**Exercise objective:** Output the records exactly as they appear, with no pictures included.

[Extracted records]
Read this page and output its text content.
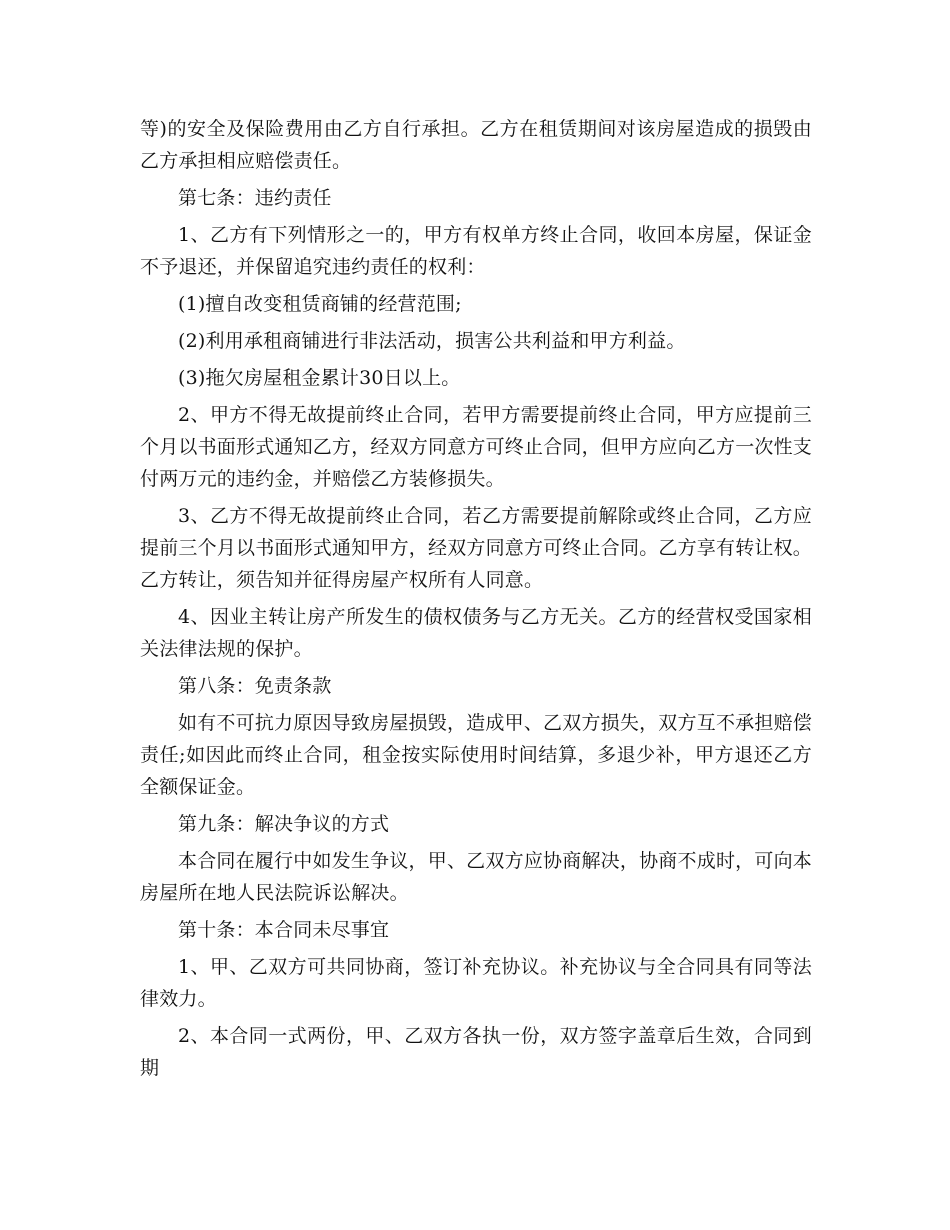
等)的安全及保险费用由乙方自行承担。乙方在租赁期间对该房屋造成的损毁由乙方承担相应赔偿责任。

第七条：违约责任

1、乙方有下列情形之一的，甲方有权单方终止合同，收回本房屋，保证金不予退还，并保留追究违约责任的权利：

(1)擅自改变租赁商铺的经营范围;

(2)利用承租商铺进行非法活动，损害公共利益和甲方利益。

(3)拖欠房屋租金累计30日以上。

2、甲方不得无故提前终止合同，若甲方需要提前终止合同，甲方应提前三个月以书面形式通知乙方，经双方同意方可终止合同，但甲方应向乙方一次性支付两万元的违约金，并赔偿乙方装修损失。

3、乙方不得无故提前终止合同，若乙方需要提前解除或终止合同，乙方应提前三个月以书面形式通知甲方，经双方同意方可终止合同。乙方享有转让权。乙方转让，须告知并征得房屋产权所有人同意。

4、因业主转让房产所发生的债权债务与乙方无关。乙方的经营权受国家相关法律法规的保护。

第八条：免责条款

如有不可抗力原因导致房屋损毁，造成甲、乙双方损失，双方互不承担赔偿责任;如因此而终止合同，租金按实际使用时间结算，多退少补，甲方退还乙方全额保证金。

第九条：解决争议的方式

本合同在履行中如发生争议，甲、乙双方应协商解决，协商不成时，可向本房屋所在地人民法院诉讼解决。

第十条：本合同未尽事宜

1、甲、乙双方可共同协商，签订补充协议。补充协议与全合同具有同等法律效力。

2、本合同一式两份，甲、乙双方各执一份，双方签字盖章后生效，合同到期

**Completed task:**
Read this page and output its text content.
等)的安全及保险费用由乙方自行承担。乙方在租赁期间对该房屋造成的损毁由乙方承担相应赔偿责任。

第七条：违约责任

1、乙方有下列情形之一的，甲方有权单方终止合同，收回本房屋，保证金不予退还，并保留追究违约责任的权利：

(1)擅自改变租赁商铺的经营范围;

(2)利用承租商铺进行非法活动，损害公共利益和甲方利益。

(3)拖欠房屋租金累计30日以上。

2、甲方不得无故提前终止合同，若甲方需要提前终止合同，甲方应提前三个月以书面形式通知乙方，经双方同意方可终止合同，但甲方应向乙方一次性支付两万元的违约金，并赔偿乙方装修损失。

3、乙方不得无故提前终止合同，若乙方需要提前解除或终止合同，乙方应提前三个月以书面形式通知甲方，经双方同意方可终止合同。乙方享有转让权。乙方转让，须告知并征得房屋产权所有人同意。

4、因业主转让房产所发生的债权债务与乙方无关。乙方的经营权受国家相关法律法规的保护。

第八条：免责条款

如有不可抗力原因导致房屋损毁，造成甲、乙双方损失，双方互不承担赔偿责任;如因此而终止合同，租金按实际使用时间结算，多退少补，甲方退还乙方全额保证金。

第九条：解决争议的方式

本合同在履行中如发生争议，甲、乙双方应协商解决，协商不成时，可向本房屋所在地人民法院诉讼解决。

第十条：本合同未尽事宜

1、甲、乙双方可共同协商，签订补充协议。补充协议与全合同具有同等法律效力。

2、本合同一式两份，甲、乙双方各执一份，双方签字盖章后生效，合同到期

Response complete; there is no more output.